# WHAT YOU WILL DO
Go through the entries below and retype them exactly, omitting each picture.

Items from a figure collection:
==============================
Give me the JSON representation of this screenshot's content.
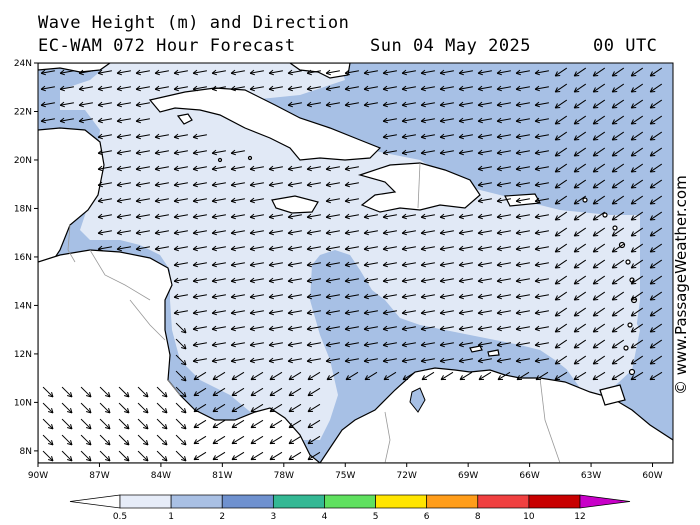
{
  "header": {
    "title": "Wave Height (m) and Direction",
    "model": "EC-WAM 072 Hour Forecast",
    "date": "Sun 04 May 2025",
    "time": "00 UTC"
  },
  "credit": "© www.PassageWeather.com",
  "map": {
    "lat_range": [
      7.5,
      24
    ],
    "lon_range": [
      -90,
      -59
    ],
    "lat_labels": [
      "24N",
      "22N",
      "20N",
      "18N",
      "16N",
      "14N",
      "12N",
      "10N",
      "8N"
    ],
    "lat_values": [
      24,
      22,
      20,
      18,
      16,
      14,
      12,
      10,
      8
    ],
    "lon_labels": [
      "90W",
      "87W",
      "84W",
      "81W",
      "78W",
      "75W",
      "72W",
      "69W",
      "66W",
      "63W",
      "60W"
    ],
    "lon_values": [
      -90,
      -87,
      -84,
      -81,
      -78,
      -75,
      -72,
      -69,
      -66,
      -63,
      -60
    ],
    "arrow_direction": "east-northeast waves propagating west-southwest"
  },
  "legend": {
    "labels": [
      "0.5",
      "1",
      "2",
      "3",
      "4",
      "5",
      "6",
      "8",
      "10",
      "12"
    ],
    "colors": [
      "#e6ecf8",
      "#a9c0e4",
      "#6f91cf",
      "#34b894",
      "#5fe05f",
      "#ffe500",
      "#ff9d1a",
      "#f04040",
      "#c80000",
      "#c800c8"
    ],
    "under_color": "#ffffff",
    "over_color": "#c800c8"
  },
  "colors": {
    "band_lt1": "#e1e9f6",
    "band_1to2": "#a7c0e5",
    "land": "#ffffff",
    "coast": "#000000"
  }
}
==============================
# THE SOLUTION
Give me the JSON representation of this screenshot's content.
{
  "header": {
    "title": "Wave Height (m) and Direction",
    "model": "EC-WAM 072 Hour Forecast",
    "date": "Sun 04 May 2025",
    "time": "00 UTC"
  },
  "credit": "© www.PassageWeather.com",
  "map": {
    "lat_range": [
      7.5,
      24
    ],
    "lon_range": [
      -90,
      -59
    ],
    "lat_labels": [
      "24N",
      "22N",
      "20N",
      "18N",
      "16N",
      "14N",
      "12N",
      "10N",
      "8N"
    ],
    "lat_values": [
      24,
      22,
      20,
      18,
      16,
      14,
      12,
      10,
      8
    ],
    "lon_labels": [
      "90W",
      "87W",
      "84W",
      "81W",
      "78W",
      "75W",
      "72W",
      "69W",
      "66W",
      "63W",
      "60W"
    ],
    "lon_values": [
      -90,
      -87,
      -84,
      -81,
      -78,
      -75,
      -72,
      -69,
      -66,
      -63,
      -60
    ],
    "arrow_direction": "east-northeast waves propagating west-southwest"
  },
  "legend": {
    "labels": [
      "0.5",
      "1",
      "2",
      "3",
      "4",
      "5",
      "6",
      "8",
      "10",
      "12"
    ],
    "colors": [
      "#e6ecf8",
      "#a9c0e4",
      "#6f91cf",
      "#34b894",
      "#5fe05f",
      "#ffe500",
      "#ff9d1a",
      "#f04040",
      "#c80000",
      "#c800c8"
    ],
    "under_color": "#ffffff",
    "over_color": "#c800c8"
  },
  "colors": {
    "band_lt1": "#e1e9f6",
    "band_1to2": "#a7c0e5",
    "land": "#ffffff",
    "coast": "#000000"
  }
}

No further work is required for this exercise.